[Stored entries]
------------------------------------

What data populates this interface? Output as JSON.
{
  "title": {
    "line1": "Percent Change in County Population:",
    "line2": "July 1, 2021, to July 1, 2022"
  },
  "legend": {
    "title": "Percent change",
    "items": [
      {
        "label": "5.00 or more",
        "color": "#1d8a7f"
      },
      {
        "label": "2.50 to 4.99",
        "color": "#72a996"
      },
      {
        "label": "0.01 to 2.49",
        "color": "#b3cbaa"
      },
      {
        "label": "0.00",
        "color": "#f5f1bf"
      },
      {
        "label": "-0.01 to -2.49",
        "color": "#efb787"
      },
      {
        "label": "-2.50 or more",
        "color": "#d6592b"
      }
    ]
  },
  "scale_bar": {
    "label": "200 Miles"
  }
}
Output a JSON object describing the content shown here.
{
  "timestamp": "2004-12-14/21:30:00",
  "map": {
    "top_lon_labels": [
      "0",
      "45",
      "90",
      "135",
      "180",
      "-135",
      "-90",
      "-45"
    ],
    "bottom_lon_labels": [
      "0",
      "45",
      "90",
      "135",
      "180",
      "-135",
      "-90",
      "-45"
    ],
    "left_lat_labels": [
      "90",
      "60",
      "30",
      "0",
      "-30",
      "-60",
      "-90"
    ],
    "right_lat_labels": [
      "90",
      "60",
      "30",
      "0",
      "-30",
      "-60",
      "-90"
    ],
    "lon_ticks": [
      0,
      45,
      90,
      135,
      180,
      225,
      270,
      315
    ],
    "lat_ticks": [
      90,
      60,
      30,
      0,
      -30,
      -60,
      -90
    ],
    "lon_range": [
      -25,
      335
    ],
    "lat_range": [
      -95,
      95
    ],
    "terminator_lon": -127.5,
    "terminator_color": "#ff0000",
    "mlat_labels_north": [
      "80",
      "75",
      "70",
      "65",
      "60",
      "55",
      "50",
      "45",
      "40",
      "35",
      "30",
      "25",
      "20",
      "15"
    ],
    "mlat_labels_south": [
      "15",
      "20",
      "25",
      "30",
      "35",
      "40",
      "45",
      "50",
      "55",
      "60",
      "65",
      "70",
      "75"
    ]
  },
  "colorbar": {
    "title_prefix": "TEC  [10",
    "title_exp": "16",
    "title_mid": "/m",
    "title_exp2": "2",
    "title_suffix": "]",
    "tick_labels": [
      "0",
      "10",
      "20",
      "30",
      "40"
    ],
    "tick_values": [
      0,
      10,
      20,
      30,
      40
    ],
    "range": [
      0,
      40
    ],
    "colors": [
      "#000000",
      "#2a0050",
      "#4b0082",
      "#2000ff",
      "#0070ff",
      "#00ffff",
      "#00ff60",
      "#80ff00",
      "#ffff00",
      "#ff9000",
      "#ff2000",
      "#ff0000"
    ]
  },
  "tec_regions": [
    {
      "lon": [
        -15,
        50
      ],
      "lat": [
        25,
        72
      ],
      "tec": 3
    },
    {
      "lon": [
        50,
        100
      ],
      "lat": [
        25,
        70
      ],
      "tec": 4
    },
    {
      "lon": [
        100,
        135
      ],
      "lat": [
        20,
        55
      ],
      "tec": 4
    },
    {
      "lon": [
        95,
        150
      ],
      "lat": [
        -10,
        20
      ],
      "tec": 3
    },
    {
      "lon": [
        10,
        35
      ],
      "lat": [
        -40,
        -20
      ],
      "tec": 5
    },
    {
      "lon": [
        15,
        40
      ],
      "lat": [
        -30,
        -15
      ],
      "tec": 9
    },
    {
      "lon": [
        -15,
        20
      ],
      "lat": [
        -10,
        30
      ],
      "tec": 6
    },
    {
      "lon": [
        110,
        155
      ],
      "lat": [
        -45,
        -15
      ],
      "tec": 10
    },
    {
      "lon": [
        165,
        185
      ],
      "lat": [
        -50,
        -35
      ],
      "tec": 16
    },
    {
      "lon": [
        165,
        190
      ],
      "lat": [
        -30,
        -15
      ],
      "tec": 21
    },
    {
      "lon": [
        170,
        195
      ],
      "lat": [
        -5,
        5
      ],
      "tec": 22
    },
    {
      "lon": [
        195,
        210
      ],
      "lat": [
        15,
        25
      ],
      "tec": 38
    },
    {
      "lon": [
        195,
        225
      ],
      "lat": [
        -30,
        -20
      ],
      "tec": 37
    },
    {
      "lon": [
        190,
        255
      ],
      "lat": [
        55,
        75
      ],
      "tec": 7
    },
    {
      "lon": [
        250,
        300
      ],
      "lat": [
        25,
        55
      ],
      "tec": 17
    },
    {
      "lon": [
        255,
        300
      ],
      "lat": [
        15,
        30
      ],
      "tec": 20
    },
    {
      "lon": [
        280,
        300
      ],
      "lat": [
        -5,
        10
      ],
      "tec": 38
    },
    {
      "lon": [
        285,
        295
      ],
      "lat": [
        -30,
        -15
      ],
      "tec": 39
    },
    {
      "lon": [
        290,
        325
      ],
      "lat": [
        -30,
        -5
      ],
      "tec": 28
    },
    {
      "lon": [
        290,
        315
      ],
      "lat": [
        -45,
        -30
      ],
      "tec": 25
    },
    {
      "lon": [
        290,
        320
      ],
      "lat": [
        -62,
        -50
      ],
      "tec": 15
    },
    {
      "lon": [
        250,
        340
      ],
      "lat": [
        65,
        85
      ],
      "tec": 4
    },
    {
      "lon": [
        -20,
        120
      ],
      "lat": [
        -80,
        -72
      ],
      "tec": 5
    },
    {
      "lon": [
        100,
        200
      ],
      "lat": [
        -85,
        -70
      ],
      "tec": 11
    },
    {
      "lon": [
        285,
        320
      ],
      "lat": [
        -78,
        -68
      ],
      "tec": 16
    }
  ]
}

------------------------------------

#### Task requirements
Reproduce the data in full, exactly as presented.

#### Final result
What data populates this interface? Output as JSON.
{
  "title": {
    "line1": "Percent Change in County Population:",
    "line2": "July 1, 2021, to July 1, 2022"
  },
  "legend": {
    "title": "Percent change",
    "items": [
      {
        "label": "5.00 or more",
        "color": "#1d8a7f"
      },
      {
        "label": "2.50 to 4.99",
        "color": "#72a996"
      },
      {
        "label": "0.01 to 2.49",
        "color": "#b3cbaa"
      },
      {
        "label": "0.00",
        "color": "#f5f1bf"
      },
      {
        "label": "-0.01 to -2.49",
        "color": "#efb787"
      },
      {
        "label": "-2.50 or more",
        "color": "#d6592b"
      }
    ]
  },
  "scale_bar": {
    "label": "200 Miles"
  }
}
Output a JSON object describing the content shown here.
{
  "timestamp": "2004-12-14/21:30:00",
  "map": {
    "top_lon_labels": [
      "0",
      "45",
      "90",
      "135",
      "180",
      "-135",
      "-90",
      "-45"
    ],
    "bottom_lon_labels": [
      "0",
      "45",
      "90",
      "135",
      "180",
      "-135",
      "-90",
      "-45"
    ],
    "left_lat_labels": [
      "90",
      "60",
      "30",
      "0",
      "-30",
      "-60",
      "-90"
    ],
    "right_lat_labels": [
      "90",
      "60",
      "30",
      "0",
      "-30",
      "-60",
      "-90"
    ],
    "lon_ticks": [
      0,
      45,
      90,
      135,
      180,
      225,
      270,
      315
    ],
    "lat_ticks": [
      90,
      60,
      30,
      0,
      -30,
      -60,
      -90
    ],
    "lon_range": [
      -25,
      335
    ],
    "lat_range": [
      -95,
      95
    ],
    "terminator_lon": -127.5,
    "terminator_color": "#ff0000",
    "mlat_labels_north": [
      "80",
      "75",
      "70",
      "65",
      "60",
      "55",
      "50",
      "45",
      "40",
      "35",
      "30",
      "25",
      "20",
      "15"
    ],
    "mlat_labels_south": [
      "15",
      "20",
      "25",
      "30",
      "35",
      "40",
      "45",
      "50",
      "55",
      "60",
      "65",
      "70",
      "75"
    ]
  },
  "colorbar": {
    "title_prefix": "TEC  [10",
    "title_exp": "16",
    "title_mid": "/m",
    "title_exp2": "2",
    "title_suffix": "]",
    "tick_labels": [
      "0",
      "10",
      "20",
      "30",
      "40"
    ],
    "tick_values": [
      0,
      10,
      20,
      30,
      40
    ],
    "range": [
      0,
      40
    ],
    "colors": [
      "#000000",
      "#2a0050",
      "#4b0082",
      "#2000ff",
      "#0070ff",
      "#00ffff",
      "#00ff60",
      "#80ff00",
      "#ffff00",
      "#ff9000",
      "#ff2000",
      "#ff0000"
    ]
  },
  "tec_regions": [
    {
      "lon": [
        -15,
        50
      ],
      "lat": [
        25,
        72
      ],
      "tec": 3
    },
    {
      "lon": [
        50,
        100
      ],
      "lat": [
        25,
        70
      ],
      "tec": 4
    },
    {
      "lon": [
        100,
        135
      ],
      "lat": [
        20,
        55
      ],
      "tec": 4
    },
    {
      "lon": [
        95,
        150
      ],
      "lat": [
        -10,
        20
      ],
      "tec": 3
    },
    {
      "lon": [
        10,
        35
      ],
      "lat": [
        -40,
        -20
      ],
      "tec": 5
    },
    {
      "lon": [
        15,
        40
      ],
      "lat": [
        -30,
        -15
      ],
      "tec": 9
    },
    {
      "lon": [
        -15,
        20
      ],
      "lat": [
        -10,
        30
      ],
      "tec": 6
    },
    {
      "lon": [
        110,
        155
      ],
      "lat": [
        -45,
        -15
      ],
      "tec": 10
    },
    {
      "lon": [
        165,
        185
      ],
      "lat": [
        -50,
        -35
      ],
      "tec": 16
    },
    {
      "lon": [
        165,
        190
      ],
      "lat": [
        -30,
        -15
      ],
      "tec": 21
    },
    {
      "lon": [
        170,
        195
      ],
      "lat": [
        -5,
        5
      ],
      "tec": 22
    },
    {
      "lon": [
        195,
        210
      ],
      "lat": [
        15,
        25
      ],
      "tec": 38
    },
    {
      "lon": [
        195,
        225
      ],
      "lat": [
        -30,
        -20
      ],
      "tec": 37
    },
    {
      "lon": [
        190,
        255
      ],
      "lat": [
        55,
        75
      ],
      "tec": 7
    },
    {
      "lon": [
        250,
        300
      ],
      "lat": [
        25,
        55
      ],
      "tec": 17
    },
    {
      "lon": [
        255,
        300
      ],
      "lat": [
        15,
        30
      ],
      "tec": 20
    },
    {
      "lon": [
        280,
        300
      ],
      "lat": [
        -5,
        10
      ],
      "tec": 38
    },
    {
      "lon": [
        285,
        295
      ],
      "lat": [
        -30,
        -15
      ],
      "tec": 39
    },
    {
      "lon": [
        290,
        325
      ],
      "lat": [
        -30,
        -5
      ],
      "tec": 28
    },
    {
      "lon": [
        290,
        315
      ],
      "lat": [
        -45,
        -30
      ],
      "tec": 25
    },
    {
      "lon": [
        290,
        320
      ],
      "lat": [
        -62,
        -50
      ],
      "tec": 15
    },
    {
      "lon": [
        250,
        340
      ],
      "lat": [
        65,
        85
      ],
      "tec": 4
    },
    {
      "lon": [
        -20,
        120
      ],
      "lat": [
        -80,
        -72
      ],
      "tec": 5
    },
    {
      "lon": [
        100,
        200
      ],
      "lat": [
        -85,
        -70
      ],
      "tec": 11
    },
    {
      "lon": [
        285,
        320
      ],
      "lat": [
        -78,
        -68
      ],
      "tec": 16
    }
  ]
}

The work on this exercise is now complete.